_Data for this exercise_
>> Begin

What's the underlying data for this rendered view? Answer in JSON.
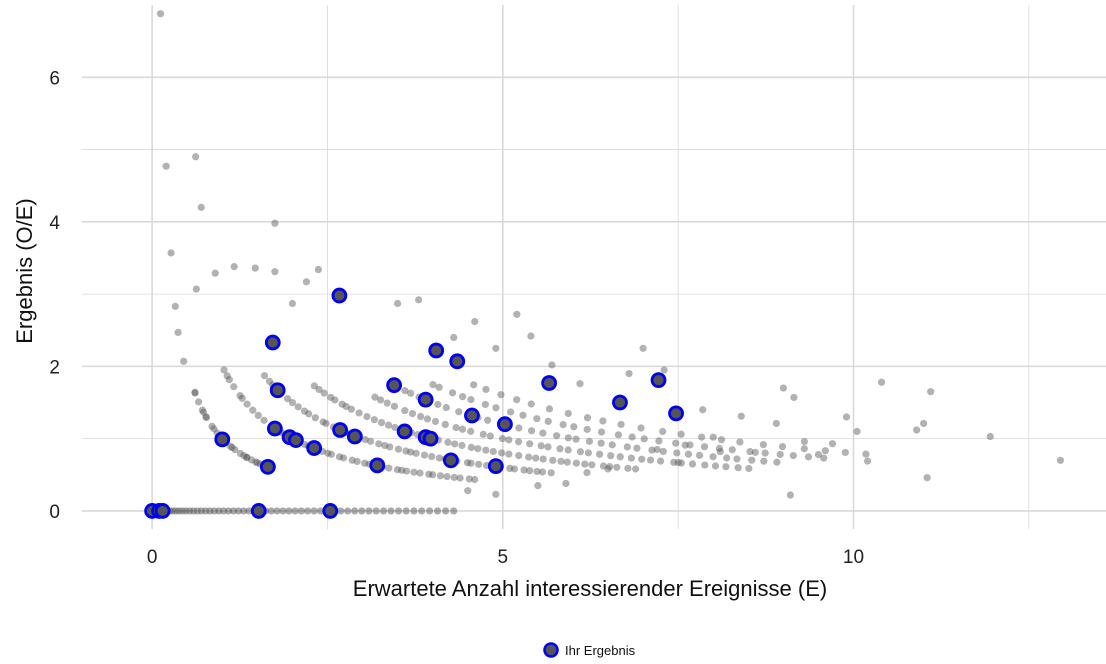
{
  "chart_data": {
    "type": "scatter",
    "title": "",
    "xlabel": "Erwartete Anzahl interessierender Ereignisse (E)",
    "ylabel": "Ergebnis (O/E)",
    "xlim": [
      -1.0,
      13.6
    ],
    "ylim": [
      -0.25,
      7.0
    ],
    "x_ticks": [
      0,
      5,
      10
    ],
    "x_tick_labels": [
      "0",
      "5",
      "10"
    ],
    "y_ticks": [
      0,
      2,
      4,
      6
    ],
    "y_tick_labels": [
      "0",
      "2",
      "4",
      "6"
    ],
    "grid": true,
    "legend_position": "bottom",
    "colors": {
      "background_points": "#555555",
      "highlight_fill": "#555555",
      "highlight_stroke": "#0000ee",
      "grid": "#d9d9d9"
    },
    "series": [
      {
        "name": "",
        "style": "background",
        "note_generation": "O/E points lying on curves y = k/x for integer observed counts plus scattered outliers",
        "curves": [
          {
            "k": 1,
            "x_min": 0.6,
            "x_max": 1.6,
            "count": 26
          },
          {
            "k": 2,
            "x_min": 1.0,
            "x_max": 4.6,
            "count": 44
          },
          {
            "k": 3,
            "x_min": 1.6,
            "x_max": 5.7,
            "count": 46
          },
          {
            "k": 4,
            "x_min": 2.3,
            "x_max": 6.9,
            "count": 44
          },
          {
            "k": 5,
            "x_min": 3.2,
            "x_max": 8.5,
            "count": 40
          },
          {
            "k": 6,
            "x_min": 3.6,
            "x_max": 8.9,
            "count": 34
          },
          {
            "k": 7,
            "x_min": 4.0,
            "x_max": 9.6,
            "count": 30
          },
          {
            "k": 8,
            "x_min": 4.6,
            "x_max": 10.2,
            "count": 22
          }
        ],
        "zeros_x_range": [
          0.0,
          4.3
        ],
        "zeros_count": 60,
        "extra_points": [
          [
            0.12,
            6.88
          ],
          [
            0.2,
            4.77
          ],
          [
            0.62,
            4.9
          ],
          [
            0.7,
            4.2
          ],
          [
            1.75,
            3.98
          ],
          [
            0.27,
            3.57
          ],
          [
            0.33,
            2.83
          ],
          [
            0.37,
            2.47
          ],
          [
            0.45,
            2.07
          ],
          [
            0.63,
            3.07
          ],
          [
            0.9,
            3.29
          ],
          [
            1.17,
            3.38
          ],
          [
            1.47,
            3.36
          ],
          [
            1.75,
            3.31
          ],
          [
            2.37,
            3.34
          ],
          [
            2.0,
            2.87
          ],
          [
            2.2,
            3.17
          ],
          [
            3.5,
            2.87
          ],
          [
            3.8,
            2.92
          ],
          [
            4.3,
            2.4
          ],
          [
            4.6,
            2.62
          ],
          [
            5.2,
            2.72
          ],
          [
            5.4,
            2.42
          ],
          [
            4.9,
            2.25
          ],
          [
            5.7,
            2.02
          ],
          [
            6.1,
            1.76
          ],
          [
            6.8,
            1.9
          ],
          [
            7.0,
            2.25
          ],
          [
            7.3,
            1.95
          ],
          [
            7.85,
            1.4
          ],
          [
            8.0,
            1.02
          ],
          [
            8.4,
            1.31
          ],
          [
            8.6,
            0.81
          ],
          [
            8.9,
            1.21
          ],
          [
            9.0,
            1.7
          ],
          [
            9.15,
            1.57
          ],
          [
            9.1,
            0.22
          ],
          [
            9.3,
            0.96
          ],
          [
            9.5,
            0.78
          ],
          [
            9.7,
            0.93
          ],
          [
            9.9,
            1.3
          ],
          [
            10.05,
            1.1
          ],
          [
            10.2,
            0.69
          ],
          [
            10.4,
            1.78
          ],
          [
            10.9,
            1.12
          ],
          [
            11.0,
            1.21
          ],
          [
            11.1,
            1.65
          ],
          [
            11.05,
            0.46
          ],
          [
            11.95,
            1.03
          ],
          [
            12.95,
            0.7
          ],
          [
            7.5,
            0.67
          ],
          [
            7.2,
            0.85
          ],
          [
            6.5,
            0.58
          ],
          [
            6.2,
            0.53
          ],
          [
            5.9,
            0.38
          ],
          [
            5.5,
            0.35
          ],
          [
            4.9,
            0.23
          ],
          [
            4.5,
            0.28
          ],
          [
            8.1,
            0.82
          ],
          [
            7.6,
            0.91
          ]
        ]
      },
      {
        "name": "Ihr Ergebnis",
        "style": "highlight",
        "points": [
          [
            0.0,
            0.0
          ],
          [
            0.1,
            0.0
          ],
          [
            0.15,
            0.0
          ],
          [
            1.52,
            0.0
          ],
          [
            2.54,
            0.0
          ],
          [
            1.0,
            0.99
          ],
          [
            1.65,
            0.61
          ],
          [
            1.72,
            2.33
          ],
          [
            1.75,
            1.14
          ],
          [
            1.79,
            1.67
          ],
          [
            1.96,
            1.02
          ],
          [
            2.05,
            0.98
          ],
          [
            2.31,
            0.87
          ],
          [
            2.67,
            2.98
          ],
          [
            2.68,
            1.12
          ],
          [
            2.89,
            1.03
          ],
          [
            3.21,
            0.63
          ],
          [
            3.45,
            1.74
          ],
          [
            3.6,
            1.1
          ],
          [
            3.9,
            1.54
          ],
          [
            3.9,
            1.02
          ],
          [
            3.97,
            1.0
          ],
          [
            4.05,
            2.22
          ],
          [
            4.26,
            0.7
          ],
          [
            4.35,
            2.07
          ],
          [
            4.56,
            1.32
          ],
          [
            4.9,
            0.62
          ],
          [
            5.03,
            1.2
          ],
          [
            5.66,
            1.77
          ],
          [
            6.67,
            1.5
          ],
          [
            7.22,
            1.81
          ],
          [
            7.47,
            1.35
          ]
        ]
      }
    ]
  }
}
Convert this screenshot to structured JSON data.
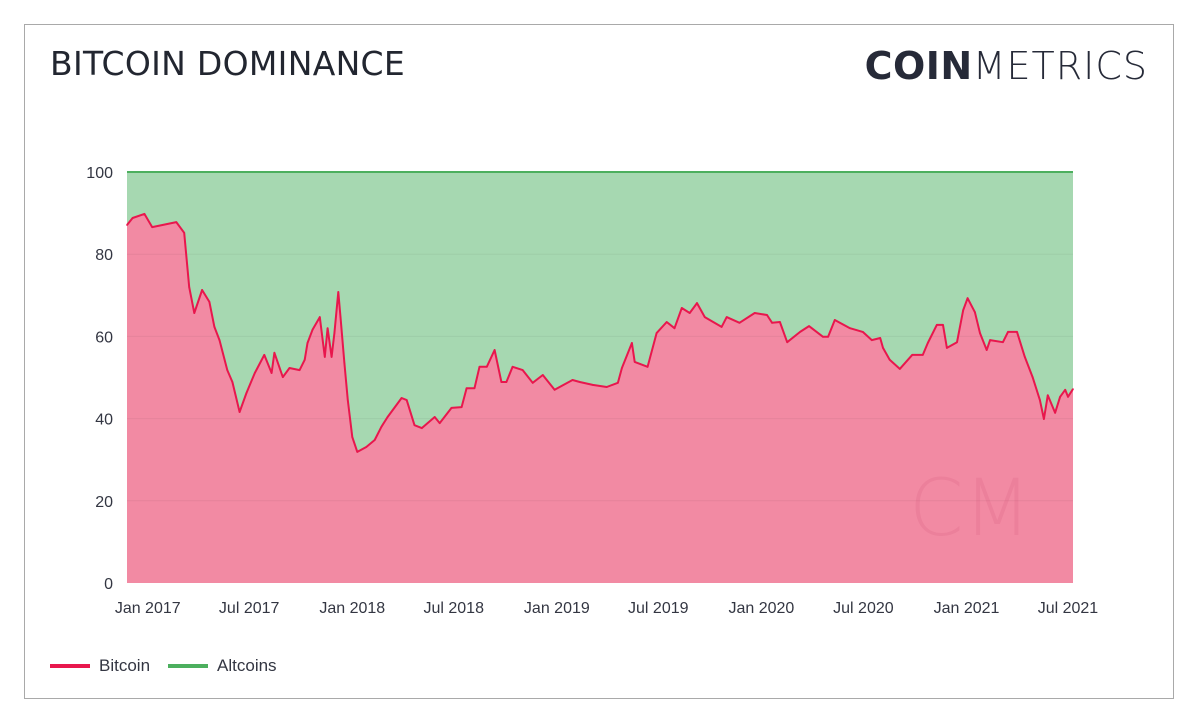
{
  "header": {
    "title": "BITCOIN DOMINANCE",
    "logo_bold": "COIN",
    "logo_light": "METRICS",
    "watermark": "CM"
  },
  "colors": {
    "bitcoin_line": "#e8174d",
    "bitcoin_fill": "#f28aa3",
    "altcoins_line": "#4caf5e",
    "altcoins_fill": "#a6d8b1",
    "text": "#333642"
  },
  "chart_data": {
    "type": "area",
    "stacked": true,
    "title": "BITCOIN DOMINANCE",
    "xlabel": "",
    "ylabel": "",
    "ylim": [
      0,
      100
    ],
    "yticks": [
      0,
      20,
      40,
      60,
      80,
      100
    ],
    "xrange": [
      "2016-11-25",
      "2021-07-10"
    ],
    "xticks": [
      {
        "date": "2017-01-01",
        "label": "Jan 2017"
      },
      {
        "date": "2017-07-01",
        "label": "Jul 2017"
      },
      {
        "date": "2018-01-01",
        "label": "Jan 2018"
      },
      {
        "date": "2018-07-01",
        "label": "Jul 2018"
      },
      {
        "date": "2019-01-01",
        "label": "Jan 2019"
      },
      {
        "date": "2019-07-01",
        "label": "Jul 2019"
      },
      {
        "date": "2020-01-01",
        "label": "Jan 2020"
      },
      {
        "date": "2020-07-01",
        "label": "Jul 2020"
      },
      {
        "date": "2021-01-01",
        "label": "Jan 2021"
      },
      {
        "date": "2021-07-01",
        "label": "Jul 2021"
      }
    ],
    "grid": "horizontal",
    "legend": "bottom-left",
    "series": [
      {
        "name": "Bitcoin",
        "points": [
          [
            "2016-11-25",
            87.1
          ],
          [
            "2016-12-05",
            88.8
          ],
          [
            "2016-12-26",
            89.8
          ],
          [
            "2017-01-09",
            86.6
          ],
          [
            "2017-02-21",
            87.8
          ],
          [
            "2017-03-07",
            85.2
          ],
          [
            "2017-03-16",
            72.0
          ],
          [
            "2017-03-25",
            65.7
          ],
          [
            "2017-04-08",
            71.3
          ],
          [
            "2017-04-21",
            68.4
          ],
          [
            "2017-04-30",
            62.3
          ],
          [
            "2017-05-09",
            59.1
          ],
          [
            "2017-05-23",
            51.8
          ],
          [
            "2017-06-01",
            48.9
          ],
          [
            "2017-06-14",
            41.6
          ],
          [
            "2017-06-26",
            46.2
          ],
          [
            "2017-07-11",
            51.1
          ],
          [
            "2017-07-28",
            55.5
          ],
          [
            "2017-08-10",
            51.1
          ],
          [
            "2017-08-15",
            56.0
          ],
          [
            "2017-08-30",
            50.1
          ],
          [
            "2017-09-11",
            52.3
          ],
          [
            "2017-09-29",
            51.8
          ],
          [
            "2017-10-08",
            54.3
          ],
          [
            "2017-10-13",
            58.4
          ],
          [
            "2017-10-22",
            61.6
          ],
          [
            "2017-11-04",
            64.7
          ],
          [
            "2017-11-13",
            55.0
          ],
          [
            "2017-11-18",
            62.0
          ],
          [
            "2017-11-25",
            55.0
          ],
          [
            "2017-11-30",
            60.8
          ],
          [
            "2017-12-07",
            70.8
          ],
          [
            "2017-12-11",
            64.7
          ],
          [
            "2017-12-18",
            53.5
          ],
          [
            "2017-12-24",
            44.5
          ],
          [
            "2018-01-01",
            35.5
          ],
          [
            "2018-01-10",
            31.9
          ],
          [
            "2018-01-26",
            33.1
          ],
          [
            "2018-02-10",
            34.8
          ],
          [
            "2018-02-22",
            38.0
          ],
          [
            "2018-03-05",
            40.4
          ],
          [
            "2018-03-30",
            45.0
          ],
          [
            "2018-04-08",
            44.5
          ],
          [
            "2018-04-22",
            38.4
          ],
          [
            "2018-05-05",
            37.7
          ],
          [
            "2018-05-28",
            40.4
          ],
          [
            "2018-06-06",
            38.9
          ],
          [
            "2018-06-27",
            42.6
          ],
          [
            "2018-07-15",
            42.8
          ],
          [
            "2018-07-24",
            47.4
          ],
          [
            "2018-08-07",
            47.4
          ],
          [
            "2018-08-16",
            52.6
          ],
          [
            "2018-08-29",
            52.6
          ],
          [
            "2018-09-12",
            56.7
          ],
          [
            "2018-09-24",
            48.9
          ],
          [
            "2018-10-03",
            48.9
          ],
          [
            "2018-10-14",
            52.6
          ],
          [
            "2018-11-01",
            51.8
          ],
          [
            "2018-11-19",
            48.7
          ],
          [
            "2018-12-07",
            50.6
          ],
          [
            "2018-12-28",
            47.0
          ],
          [
            "2019-01-29",
            49.4
          ],
          [
            "2019-02-11",
            48.9
          ],
          [
            "2019-03-06",
            48.2
          ],
          [
            "2019-03-31",
            47.7
          ],
          [
            "2019-04-20",
            48.7
          ],
          [
            "2019-04-27",
            52.3
          ],
          [
            "2019-05-15",
            58.4
          ],
          [
            "2019-05-20",
            53.8
          ],
          [
            "2019-06-12",
            52.6
          ],
          [
            "2019-06-28",
            60.8
          ],
          [
            "2019-07-16",
            63.5
          ],
          [
            "2019-07-30",
            62.0
          ],
          [
            "2019-08-12",
            66.9
          ],
          [
            "2019-08-26",
            65.7
          ],
          [
            "2019-09-08",
            68.1
          ],
          [
            "2019-09-22",
            64.7
          ],
          [
            "2019-10-22",
            62.3
          ],
          [
            "2019-10-31",
            64.7
          ],
          [
            "2019-11-23",
            63.3
          ],
          [
            "2019-12-20",
            65.7
          ],
          [
            "2020-01-11",
            65.2
          ],
          [
            "2020-01-20",
            63.3
          ],
          [
            "2020-02-03",
            63.5
          ],
          [
            "2020-02-16",
            58.6
          ],
          [
            "2020-03-10",
            61.1
          ],
          [
            "2020-03-26",
            62.5
          ],
          [
            "2020-04-20",
            59.9
          ],
          [
            "2020-04-29",
            59.9
          ],
          [
            "2020-05-11",
            64.0
          ],
          [
            "2020-06-07",
            62.0
          ],
          [
            "2020-06-30",
            61.1
          ],
          [
            "2020-07-16",
            59.1
          ],
          [
            "2020-07-31",
            59.6
          ],
          [
            "2020-08-05",
            57.2
          ],
          [
            "2020-08-17",
            54.3
          ],
          [
            "2020-09-04",
            52.1
          ],
          [
            "2020-09-26",
            55.5
          ],
          [
            "2020-10-15",
            55.5
          ],
          [
            "2020-10-24",
            58.4
          ],
          [
            "2020-11-09",
            62.8
          ],
          [
            "2020-11-20",
            62.8
          ],
          [
            "2020-11-27",
            57.2
          ],
          [
            "2020-12-15",
            58.6
          ],
          [
            "2020-12-26",
            66.4
          ],
          [
            "2021-01-03",
            69.3
          ],
          [
            "2021-01-16",
            65.9
          ],
          [
            "2021-01-25",
            60.8
          ],
          [
            "2021-02-06",
            56.7
          ],
          [
            "2021-02-12",
            59.1
          ],
          [
            "2021-03-07",
            58.6
          ],
          [
            "2021-03-16",
            61.1
          ],
          [
            "2021-04-01",
            61.1
          ],
          [
            "2021-04-15",
            55.0
          ],
          [
            "2021-04-29",
            50.1
          ],
          [
            "2021-05-12",
            44.5
          ],
          [
            "2021-05-19",
            39.9
          ],
          [
            "2021-05-26",
            45.7
          ],
          [
            "2021-06-08",
            41.4
          ],
          [
            "2021-06-17",
            45.3
          ],
          [
            "2021-06-26",
            47.0
          ],
          [
            "2021-07-01",
            45.3
          ],
          [
            "2021-07-10",
            47.2
          ]
        ]
      },
      {
        "name": "Altcoins",
        "note_values": "remainder to 100"
      }
    ]
  }
}
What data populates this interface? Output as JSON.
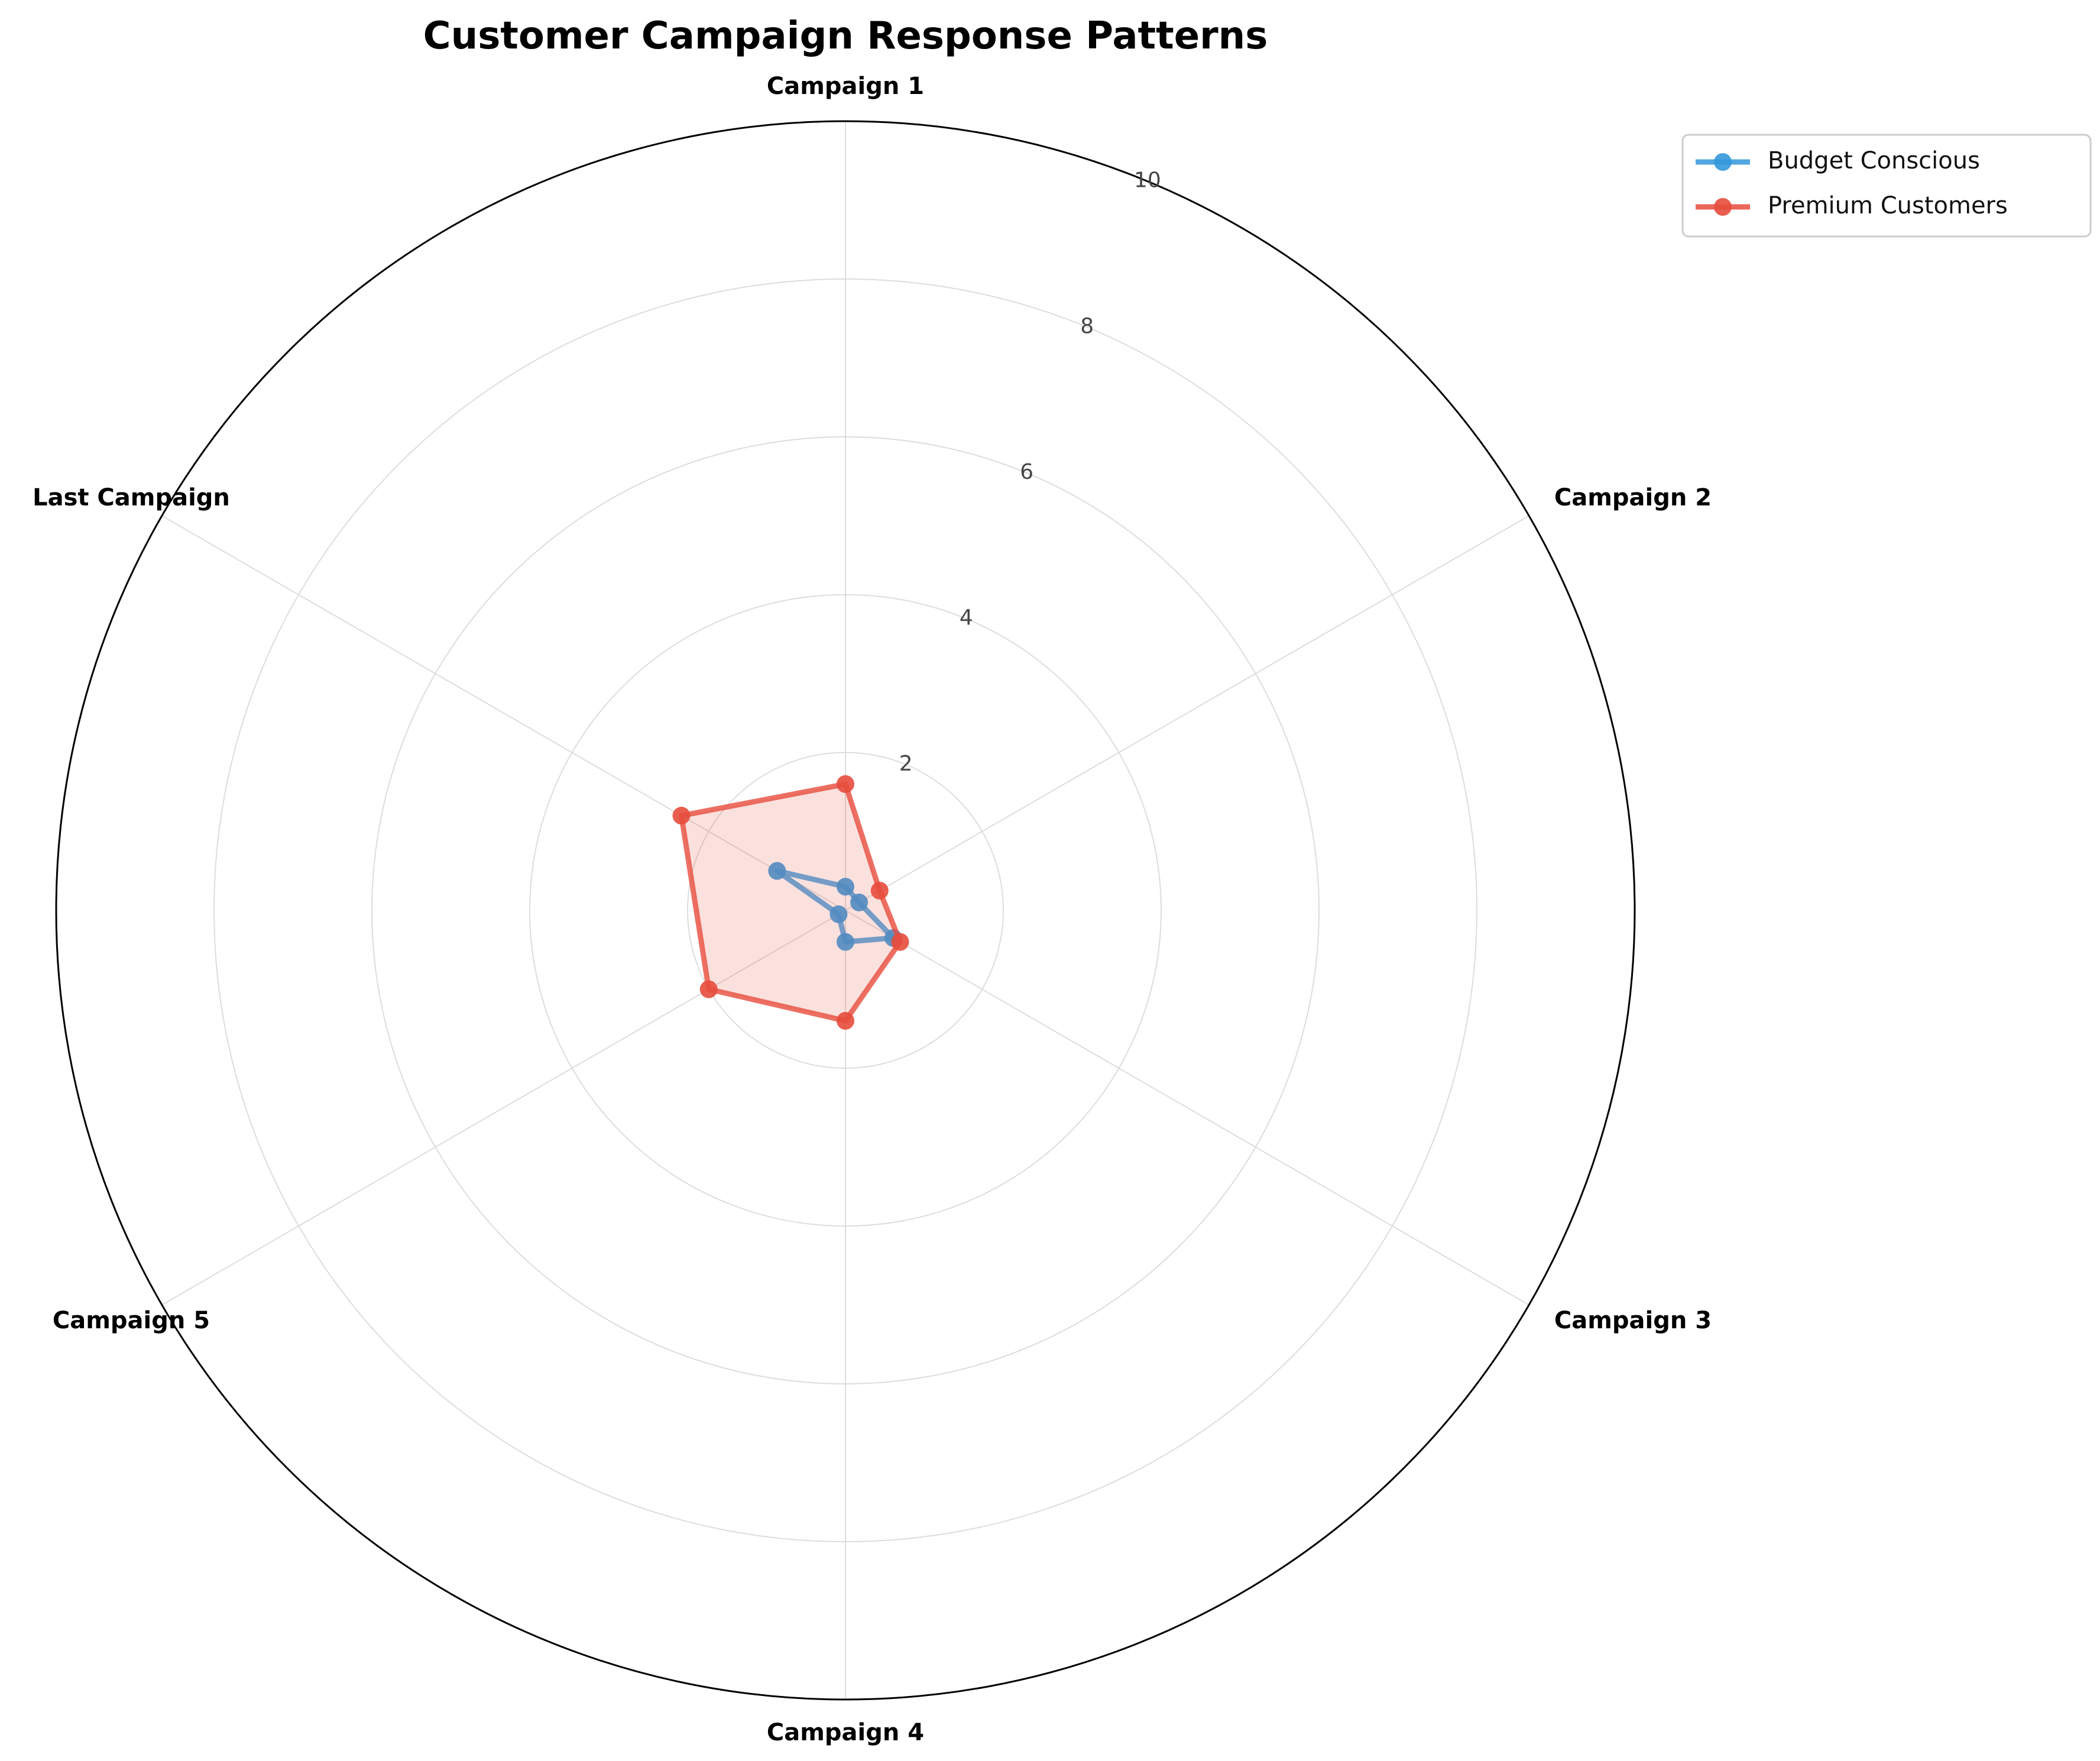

>> End

_Problem details_
Examine the entries and report how many of their lines contain the string "JSON", giving no more than the number.

_Answer to this problem_
3